• _TO BE DONE_:
Every entry must be echoed exactly.

• _WORKING DATA_:
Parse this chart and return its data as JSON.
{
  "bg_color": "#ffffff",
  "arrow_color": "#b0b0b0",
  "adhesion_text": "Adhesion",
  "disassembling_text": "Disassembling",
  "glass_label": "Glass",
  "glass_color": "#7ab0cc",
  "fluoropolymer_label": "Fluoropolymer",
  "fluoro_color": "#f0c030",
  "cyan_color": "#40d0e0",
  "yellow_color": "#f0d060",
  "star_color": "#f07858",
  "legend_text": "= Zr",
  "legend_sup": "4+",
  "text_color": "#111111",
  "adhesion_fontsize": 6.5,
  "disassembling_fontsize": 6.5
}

• _RESPONSE TO THIS TASK_:
Parse this chart and return its data as JSON.
{
  "bg_color": "#ffffff",
  "arrow_color": "#b0b0b0",
  "adhesion_text": "Adhesion",
  "disassembling_text": "Disassembling",
  "glass_label": "Glass",
  "glass_color": "#7ab0cc",
  "fluoropolymer_label": "Fluoropolymer",
  "fluoro_color": "#f0c030",
  "cyan_color": "#40d0e0",
  "yellow_color": "#f0d060",
  "star_color": "#f07858",
  "legend_text": "= Zr",
  "legend_sup": "4+",
  "text_color": "#111111",
  "adhesion_fontsize": 6.5,
  "disassembling_fontsize": 6.5
}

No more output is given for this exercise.